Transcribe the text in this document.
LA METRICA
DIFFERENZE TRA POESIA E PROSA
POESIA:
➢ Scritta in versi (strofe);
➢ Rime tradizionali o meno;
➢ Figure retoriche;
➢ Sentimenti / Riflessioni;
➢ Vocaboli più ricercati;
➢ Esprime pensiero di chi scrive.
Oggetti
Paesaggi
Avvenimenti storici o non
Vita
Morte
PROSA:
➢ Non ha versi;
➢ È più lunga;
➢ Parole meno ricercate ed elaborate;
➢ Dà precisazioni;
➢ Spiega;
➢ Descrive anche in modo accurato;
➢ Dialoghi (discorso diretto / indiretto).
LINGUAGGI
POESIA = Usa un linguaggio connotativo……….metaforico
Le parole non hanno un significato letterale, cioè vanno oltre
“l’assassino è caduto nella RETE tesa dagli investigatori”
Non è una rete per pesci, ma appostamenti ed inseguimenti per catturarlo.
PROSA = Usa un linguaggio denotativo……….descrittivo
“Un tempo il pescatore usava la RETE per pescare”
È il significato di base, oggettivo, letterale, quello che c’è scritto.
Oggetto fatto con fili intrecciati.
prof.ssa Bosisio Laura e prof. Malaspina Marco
+++++
Required work: Determine how many of the lines above hold the word "POESIA", and output that number by itself.

Task result: 3